> Problem details: Search the listing below for the string "data" and show each line that contains it.

> Material provided:
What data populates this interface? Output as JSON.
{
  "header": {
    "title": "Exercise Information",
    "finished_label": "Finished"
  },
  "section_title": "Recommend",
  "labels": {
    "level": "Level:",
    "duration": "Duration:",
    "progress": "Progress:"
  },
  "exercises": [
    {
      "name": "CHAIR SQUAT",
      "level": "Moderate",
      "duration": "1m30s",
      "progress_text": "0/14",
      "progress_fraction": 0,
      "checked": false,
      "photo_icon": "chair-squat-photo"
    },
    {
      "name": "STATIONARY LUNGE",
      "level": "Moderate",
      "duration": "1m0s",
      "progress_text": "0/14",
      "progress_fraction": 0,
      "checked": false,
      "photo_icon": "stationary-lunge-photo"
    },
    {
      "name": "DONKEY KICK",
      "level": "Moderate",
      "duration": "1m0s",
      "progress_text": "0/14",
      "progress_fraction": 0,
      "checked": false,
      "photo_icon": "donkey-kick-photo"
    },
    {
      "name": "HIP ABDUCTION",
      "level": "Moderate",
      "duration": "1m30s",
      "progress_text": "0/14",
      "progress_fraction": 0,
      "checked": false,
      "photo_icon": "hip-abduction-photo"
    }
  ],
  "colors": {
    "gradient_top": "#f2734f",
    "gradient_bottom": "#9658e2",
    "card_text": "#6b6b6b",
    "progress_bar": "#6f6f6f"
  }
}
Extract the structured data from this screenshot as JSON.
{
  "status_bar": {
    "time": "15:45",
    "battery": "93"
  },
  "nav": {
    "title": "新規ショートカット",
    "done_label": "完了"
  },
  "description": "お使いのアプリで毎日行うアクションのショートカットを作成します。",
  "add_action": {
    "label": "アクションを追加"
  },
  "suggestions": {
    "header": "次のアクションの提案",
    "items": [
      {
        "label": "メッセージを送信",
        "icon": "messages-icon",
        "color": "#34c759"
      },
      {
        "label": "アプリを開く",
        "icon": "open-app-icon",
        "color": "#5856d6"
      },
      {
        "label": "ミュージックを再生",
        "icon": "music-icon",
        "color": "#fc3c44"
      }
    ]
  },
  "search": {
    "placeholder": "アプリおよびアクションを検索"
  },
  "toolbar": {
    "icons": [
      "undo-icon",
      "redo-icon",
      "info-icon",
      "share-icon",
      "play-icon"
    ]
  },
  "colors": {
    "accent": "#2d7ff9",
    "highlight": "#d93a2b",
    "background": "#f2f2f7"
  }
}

> Full answer:
What data populates this interface? Output as JSON.
Extract the structured data from this screenshot as JSON.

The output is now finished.